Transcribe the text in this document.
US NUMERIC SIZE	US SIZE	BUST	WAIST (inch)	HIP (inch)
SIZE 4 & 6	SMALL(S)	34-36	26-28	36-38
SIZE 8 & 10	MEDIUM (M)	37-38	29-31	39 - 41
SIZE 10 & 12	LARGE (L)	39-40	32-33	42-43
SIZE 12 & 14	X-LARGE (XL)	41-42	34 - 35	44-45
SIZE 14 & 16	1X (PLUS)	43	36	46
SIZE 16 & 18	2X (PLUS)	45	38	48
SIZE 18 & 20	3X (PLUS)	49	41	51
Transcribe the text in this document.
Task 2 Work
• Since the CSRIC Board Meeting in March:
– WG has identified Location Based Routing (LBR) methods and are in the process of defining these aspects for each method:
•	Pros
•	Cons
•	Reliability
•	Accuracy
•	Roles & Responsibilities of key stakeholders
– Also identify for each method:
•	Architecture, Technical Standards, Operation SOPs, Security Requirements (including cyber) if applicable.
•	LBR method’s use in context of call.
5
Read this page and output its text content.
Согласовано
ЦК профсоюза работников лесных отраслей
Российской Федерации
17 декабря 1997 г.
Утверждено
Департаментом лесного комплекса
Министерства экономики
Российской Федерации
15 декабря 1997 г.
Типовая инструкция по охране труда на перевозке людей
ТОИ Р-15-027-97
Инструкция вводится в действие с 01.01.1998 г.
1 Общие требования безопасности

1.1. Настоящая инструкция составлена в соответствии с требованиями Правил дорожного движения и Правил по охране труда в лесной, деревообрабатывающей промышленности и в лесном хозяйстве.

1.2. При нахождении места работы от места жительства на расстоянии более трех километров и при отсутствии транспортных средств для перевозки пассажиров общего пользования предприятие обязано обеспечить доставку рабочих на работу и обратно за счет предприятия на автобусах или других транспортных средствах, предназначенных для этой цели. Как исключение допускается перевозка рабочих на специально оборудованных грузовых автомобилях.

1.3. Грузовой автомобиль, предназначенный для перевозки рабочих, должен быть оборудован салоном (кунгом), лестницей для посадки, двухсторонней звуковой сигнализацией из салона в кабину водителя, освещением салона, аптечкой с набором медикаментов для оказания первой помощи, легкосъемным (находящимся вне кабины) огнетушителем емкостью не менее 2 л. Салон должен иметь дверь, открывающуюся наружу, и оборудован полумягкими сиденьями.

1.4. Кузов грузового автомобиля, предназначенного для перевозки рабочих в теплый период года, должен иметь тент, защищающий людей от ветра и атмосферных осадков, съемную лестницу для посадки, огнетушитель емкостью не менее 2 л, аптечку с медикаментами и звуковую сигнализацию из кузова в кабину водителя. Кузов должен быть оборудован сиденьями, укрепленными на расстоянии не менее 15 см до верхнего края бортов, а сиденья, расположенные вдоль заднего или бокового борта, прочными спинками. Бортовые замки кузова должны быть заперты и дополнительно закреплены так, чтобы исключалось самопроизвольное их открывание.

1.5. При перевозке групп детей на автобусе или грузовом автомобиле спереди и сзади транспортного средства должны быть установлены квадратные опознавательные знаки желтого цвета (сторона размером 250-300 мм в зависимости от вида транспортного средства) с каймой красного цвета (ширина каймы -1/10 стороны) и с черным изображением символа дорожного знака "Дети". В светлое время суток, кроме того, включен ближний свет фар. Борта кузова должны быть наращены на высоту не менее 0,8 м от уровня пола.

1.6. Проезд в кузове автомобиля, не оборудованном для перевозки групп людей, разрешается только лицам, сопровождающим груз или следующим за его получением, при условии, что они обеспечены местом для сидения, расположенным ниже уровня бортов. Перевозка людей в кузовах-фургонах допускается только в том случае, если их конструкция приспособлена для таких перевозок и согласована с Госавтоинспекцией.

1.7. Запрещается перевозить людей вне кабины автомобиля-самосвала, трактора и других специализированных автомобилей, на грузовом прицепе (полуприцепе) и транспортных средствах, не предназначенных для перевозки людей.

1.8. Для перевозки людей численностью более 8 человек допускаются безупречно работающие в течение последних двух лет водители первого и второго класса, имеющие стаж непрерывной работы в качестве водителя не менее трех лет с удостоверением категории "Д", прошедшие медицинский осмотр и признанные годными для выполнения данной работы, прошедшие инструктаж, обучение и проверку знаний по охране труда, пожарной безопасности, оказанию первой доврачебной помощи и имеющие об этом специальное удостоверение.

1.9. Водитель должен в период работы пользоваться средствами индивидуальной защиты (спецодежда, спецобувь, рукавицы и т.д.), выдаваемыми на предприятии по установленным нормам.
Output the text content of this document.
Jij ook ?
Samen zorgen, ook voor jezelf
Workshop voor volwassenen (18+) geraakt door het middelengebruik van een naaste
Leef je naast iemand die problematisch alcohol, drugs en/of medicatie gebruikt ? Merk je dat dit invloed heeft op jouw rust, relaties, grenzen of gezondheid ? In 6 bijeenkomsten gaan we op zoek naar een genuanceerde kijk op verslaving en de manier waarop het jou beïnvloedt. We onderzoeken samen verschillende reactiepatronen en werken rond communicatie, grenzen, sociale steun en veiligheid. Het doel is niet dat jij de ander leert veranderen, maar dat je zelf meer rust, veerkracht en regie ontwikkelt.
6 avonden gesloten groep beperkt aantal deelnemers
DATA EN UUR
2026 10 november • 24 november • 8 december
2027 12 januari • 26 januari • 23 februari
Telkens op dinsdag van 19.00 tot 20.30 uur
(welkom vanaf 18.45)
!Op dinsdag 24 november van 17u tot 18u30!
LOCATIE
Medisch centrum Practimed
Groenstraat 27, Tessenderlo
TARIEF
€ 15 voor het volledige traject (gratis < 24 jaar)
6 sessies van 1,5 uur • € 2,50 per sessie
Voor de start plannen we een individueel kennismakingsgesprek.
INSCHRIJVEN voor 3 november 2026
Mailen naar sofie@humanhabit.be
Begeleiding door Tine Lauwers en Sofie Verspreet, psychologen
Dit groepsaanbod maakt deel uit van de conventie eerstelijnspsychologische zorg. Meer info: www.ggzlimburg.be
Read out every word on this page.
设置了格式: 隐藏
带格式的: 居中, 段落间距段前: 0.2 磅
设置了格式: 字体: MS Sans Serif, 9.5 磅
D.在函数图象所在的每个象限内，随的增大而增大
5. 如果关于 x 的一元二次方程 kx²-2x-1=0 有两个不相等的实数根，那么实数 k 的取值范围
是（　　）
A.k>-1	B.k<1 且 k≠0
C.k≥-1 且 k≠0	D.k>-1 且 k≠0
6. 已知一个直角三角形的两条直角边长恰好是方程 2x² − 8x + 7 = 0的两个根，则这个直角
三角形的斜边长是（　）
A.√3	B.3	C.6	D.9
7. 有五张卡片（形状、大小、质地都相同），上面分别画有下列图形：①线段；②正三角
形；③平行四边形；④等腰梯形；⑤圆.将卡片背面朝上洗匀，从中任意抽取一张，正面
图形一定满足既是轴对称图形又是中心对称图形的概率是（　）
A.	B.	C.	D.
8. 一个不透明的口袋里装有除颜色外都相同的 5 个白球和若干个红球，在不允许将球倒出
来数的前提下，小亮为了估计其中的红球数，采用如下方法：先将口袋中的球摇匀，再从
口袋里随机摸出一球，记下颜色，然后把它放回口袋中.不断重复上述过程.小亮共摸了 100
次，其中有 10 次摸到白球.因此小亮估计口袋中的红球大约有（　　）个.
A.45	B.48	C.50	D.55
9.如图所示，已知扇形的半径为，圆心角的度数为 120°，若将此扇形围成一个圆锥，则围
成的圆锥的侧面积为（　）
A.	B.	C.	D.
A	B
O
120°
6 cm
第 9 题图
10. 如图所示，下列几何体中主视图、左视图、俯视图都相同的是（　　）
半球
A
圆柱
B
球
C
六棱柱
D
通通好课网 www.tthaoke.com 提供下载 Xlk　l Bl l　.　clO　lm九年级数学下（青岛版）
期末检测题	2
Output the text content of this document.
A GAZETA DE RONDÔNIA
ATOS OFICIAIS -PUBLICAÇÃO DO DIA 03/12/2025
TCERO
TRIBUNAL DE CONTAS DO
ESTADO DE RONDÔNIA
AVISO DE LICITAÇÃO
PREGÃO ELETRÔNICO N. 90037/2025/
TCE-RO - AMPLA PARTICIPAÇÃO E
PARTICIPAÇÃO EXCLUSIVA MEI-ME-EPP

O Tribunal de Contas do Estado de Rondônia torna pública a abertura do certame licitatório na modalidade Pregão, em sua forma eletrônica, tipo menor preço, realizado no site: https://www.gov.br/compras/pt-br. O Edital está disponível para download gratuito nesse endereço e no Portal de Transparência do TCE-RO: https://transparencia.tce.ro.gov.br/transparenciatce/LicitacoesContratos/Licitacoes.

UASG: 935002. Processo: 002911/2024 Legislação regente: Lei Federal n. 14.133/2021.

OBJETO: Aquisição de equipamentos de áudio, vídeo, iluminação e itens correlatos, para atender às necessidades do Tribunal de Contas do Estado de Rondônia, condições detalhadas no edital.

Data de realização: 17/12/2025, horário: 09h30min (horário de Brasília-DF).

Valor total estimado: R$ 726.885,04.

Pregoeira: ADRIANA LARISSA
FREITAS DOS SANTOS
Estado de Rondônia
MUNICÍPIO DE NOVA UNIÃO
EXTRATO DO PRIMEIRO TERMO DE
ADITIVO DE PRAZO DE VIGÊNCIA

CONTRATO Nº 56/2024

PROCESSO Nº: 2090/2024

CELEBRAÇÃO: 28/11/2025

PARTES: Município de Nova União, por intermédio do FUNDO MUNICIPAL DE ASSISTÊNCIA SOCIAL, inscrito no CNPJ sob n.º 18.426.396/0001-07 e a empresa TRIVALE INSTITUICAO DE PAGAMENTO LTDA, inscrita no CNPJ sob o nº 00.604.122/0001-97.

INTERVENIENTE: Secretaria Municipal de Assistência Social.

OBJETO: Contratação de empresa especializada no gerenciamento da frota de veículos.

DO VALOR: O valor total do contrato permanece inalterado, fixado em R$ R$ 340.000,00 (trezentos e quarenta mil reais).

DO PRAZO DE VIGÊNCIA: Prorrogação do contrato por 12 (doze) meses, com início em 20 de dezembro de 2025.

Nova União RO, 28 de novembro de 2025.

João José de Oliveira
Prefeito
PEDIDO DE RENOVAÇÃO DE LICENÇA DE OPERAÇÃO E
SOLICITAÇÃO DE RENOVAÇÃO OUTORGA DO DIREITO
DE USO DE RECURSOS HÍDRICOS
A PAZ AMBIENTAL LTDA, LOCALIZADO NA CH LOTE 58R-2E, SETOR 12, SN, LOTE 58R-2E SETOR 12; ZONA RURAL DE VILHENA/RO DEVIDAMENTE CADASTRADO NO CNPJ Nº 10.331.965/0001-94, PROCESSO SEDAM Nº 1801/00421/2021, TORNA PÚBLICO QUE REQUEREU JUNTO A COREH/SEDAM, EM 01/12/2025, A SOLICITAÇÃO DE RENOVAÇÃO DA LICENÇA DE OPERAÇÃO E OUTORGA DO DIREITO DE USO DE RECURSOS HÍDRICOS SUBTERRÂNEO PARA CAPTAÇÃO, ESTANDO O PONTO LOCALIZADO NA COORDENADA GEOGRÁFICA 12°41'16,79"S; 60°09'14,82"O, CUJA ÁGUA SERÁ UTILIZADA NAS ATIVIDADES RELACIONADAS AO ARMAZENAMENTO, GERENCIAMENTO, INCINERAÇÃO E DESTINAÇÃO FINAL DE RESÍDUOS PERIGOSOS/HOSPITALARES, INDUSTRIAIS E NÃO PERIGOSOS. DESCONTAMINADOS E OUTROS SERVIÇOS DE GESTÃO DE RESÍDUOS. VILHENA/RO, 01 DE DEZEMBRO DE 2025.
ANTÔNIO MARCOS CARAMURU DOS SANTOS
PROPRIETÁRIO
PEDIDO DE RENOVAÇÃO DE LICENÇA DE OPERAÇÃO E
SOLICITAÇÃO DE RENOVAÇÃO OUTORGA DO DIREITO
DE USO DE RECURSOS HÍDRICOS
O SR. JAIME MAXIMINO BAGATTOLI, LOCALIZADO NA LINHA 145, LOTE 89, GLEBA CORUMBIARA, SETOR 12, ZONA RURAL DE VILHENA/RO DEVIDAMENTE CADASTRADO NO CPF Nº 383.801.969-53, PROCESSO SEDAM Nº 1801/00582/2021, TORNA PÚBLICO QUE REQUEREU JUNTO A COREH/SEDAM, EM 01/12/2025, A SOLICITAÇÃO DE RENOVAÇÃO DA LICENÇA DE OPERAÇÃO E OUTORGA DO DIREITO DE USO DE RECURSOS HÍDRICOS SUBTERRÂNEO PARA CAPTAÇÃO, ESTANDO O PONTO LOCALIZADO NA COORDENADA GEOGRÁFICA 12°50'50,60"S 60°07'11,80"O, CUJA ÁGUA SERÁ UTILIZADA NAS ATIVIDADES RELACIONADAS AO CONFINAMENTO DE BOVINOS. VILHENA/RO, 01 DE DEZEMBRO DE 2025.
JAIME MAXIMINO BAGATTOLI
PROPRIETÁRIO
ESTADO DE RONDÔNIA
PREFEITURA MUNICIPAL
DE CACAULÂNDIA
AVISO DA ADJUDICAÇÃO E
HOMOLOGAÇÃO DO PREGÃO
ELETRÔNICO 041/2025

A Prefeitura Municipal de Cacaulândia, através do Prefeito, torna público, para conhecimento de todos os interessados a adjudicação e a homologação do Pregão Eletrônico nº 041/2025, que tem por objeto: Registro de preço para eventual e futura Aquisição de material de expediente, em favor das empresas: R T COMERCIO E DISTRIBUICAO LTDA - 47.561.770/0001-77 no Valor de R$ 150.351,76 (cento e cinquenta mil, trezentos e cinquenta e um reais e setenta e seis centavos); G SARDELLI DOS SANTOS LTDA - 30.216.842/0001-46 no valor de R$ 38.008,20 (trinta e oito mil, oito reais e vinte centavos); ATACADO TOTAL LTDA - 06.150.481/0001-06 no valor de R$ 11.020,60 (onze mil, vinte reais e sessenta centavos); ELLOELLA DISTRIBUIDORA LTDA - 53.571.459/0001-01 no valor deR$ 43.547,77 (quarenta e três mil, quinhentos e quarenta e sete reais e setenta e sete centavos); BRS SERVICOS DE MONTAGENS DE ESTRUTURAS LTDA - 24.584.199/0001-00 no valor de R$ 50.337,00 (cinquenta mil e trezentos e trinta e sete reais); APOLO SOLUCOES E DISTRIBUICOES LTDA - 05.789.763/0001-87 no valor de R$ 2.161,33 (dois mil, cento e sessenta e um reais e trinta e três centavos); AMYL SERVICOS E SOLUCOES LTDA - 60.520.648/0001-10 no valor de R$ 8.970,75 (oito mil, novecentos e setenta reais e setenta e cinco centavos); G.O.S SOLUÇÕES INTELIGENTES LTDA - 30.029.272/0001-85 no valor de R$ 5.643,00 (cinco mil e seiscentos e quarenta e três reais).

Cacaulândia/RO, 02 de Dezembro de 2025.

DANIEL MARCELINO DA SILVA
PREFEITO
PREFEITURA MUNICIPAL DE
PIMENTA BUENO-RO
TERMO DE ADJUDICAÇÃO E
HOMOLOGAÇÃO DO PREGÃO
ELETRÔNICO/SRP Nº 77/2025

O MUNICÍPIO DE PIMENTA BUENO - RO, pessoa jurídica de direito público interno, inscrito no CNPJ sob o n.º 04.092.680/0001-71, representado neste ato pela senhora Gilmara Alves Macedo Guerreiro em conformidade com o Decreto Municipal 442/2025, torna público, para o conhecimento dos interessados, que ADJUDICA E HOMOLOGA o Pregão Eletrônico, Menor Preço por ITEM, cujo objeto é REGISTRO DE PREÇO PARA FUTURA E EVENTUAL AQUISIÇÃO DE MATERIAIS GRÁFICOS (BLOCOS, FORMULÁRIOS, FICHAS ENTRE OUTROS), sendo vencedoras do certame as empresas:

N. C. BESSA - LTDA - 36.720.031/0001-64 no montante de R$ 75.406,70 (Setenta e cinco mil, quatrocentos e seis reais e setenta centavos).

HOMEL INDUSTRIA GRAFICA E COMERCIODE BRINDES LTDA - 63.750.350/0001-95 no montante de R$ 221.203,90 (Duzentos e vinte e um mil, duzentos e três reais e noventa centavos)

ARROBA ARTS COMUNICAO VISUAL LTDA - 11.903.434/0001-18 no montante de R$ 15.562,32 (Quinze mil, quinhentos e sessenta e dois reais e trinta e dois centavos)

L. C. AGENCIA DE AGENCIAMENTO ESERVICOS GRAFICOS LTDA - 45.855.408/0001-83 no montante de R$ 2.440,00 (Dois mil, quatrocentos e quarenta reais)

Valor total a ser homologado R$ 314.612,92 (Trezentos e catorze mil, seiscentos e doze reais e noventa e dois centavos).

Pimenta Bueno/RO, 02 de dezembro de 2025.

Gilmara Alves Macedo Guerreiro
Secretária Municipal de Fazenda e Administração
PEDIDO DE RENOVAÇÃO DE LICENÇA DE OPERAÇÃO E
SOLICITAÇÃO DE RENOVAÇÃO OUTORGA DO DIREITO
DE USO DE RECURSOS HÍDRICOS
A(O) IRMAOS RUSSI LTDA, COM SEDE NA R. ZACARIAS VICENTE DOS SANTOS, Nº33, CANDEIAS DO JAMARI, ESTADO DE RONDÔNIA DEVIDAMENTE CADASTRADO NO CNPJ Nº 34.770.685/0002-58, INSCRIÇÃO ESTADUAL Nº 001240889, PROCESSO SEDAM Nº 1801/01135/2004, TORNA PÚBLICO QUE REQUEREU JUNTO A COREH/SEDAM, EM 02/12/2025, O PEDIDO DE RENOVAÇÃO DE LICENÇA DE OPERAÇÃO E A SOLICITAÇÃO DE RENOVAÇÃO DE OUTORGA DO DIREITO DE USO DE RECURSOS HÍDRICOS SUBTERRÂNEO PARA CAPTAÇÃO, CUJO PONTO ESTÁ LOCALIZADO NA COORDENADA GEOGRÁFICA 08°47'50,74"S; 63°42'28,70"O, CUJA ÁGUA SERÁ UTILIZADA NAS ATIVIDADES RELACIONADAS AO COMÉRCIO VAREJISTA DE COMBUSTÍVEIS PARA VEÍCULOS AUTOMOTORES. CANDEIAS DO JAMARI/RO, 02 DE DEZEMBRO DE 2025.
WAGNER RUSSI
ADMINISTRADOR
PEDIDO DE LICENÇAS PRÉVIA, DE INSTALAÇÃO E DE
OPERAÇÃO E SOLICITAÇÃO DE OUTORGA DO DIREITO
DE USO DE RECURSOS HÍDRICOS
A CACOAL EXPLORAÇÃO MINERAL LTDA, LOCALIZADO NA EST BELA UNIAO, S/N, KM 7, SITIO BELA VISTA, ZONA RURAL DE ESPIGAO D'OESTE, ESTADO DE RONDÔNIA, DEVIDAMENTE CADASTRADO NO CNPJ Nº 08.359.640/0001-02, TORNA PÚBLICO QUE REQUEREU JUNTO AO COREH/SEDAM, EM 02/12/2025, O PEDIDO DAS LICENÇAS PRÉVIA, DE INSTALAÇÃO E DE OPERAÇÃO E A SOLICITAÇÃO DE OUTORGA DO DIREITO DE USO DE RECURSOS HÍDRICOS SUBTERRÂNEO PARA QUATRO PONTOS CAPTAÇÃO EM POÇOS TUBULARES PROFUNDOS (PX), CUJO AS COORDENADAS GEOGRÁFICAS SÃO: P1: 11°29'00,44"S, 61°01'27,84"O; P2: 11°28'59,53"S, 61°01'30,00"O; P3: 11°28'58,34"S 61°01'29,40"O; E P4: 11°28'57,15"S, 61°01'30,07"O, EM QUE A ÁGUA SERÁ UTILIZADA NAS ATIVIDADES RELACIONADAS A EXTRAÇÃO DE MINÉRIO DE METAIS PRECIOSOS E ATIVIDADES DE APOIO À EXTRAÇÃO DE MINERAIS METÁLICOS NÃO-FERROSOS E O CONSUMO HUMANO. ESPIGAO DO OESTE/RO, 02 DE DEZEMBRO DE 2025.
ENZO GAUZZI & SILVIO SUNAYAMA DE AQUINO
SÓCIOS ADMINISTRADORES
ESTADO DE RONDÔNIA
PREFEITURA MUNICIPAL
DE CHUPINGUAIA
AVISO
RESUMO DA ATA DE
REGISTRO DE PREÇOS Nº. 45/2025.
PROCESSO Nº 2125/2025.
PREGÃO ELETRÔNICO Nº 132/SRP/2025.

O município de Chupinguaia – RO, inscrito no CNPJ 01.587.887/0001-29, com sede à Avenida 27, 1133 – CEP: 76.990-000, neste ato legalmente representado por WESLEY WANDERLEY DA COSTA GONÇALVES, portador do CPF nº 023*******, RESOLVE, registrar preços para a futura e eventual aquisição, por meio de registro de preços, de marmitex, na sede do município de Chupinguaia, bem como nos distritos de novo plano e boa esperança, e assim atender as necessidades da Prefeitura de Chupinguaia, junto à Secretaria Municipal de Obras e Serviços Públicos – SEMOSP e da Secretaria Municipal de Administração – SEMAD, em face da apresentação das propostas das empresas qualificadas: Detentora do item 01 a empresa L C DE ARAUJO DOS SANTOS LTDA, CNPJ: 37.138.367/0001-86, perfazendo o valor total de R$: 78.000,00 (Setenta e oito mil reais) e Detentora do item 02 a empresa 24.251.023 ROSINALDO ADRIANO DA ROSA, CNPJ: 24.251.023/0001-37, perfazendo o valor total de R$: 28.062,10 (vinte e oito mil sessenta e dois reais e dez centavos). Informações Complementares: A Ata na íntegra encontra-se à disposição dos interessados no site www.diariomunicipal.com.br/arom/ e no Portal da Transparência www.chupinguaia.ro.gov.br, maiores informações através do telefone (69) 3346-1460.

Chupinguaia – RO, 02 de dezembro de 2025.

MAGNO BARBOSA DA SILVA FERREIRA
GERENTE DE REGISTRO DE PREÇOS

========

Identify the lines in the entries that hold "door" and return each one.

Exercise response |
Workshop voor volwassenen (18+) geraakt door het middelengebruik van een naaste
Begeleiding door Tine Lauwers en Sofie Verspreet, psychologen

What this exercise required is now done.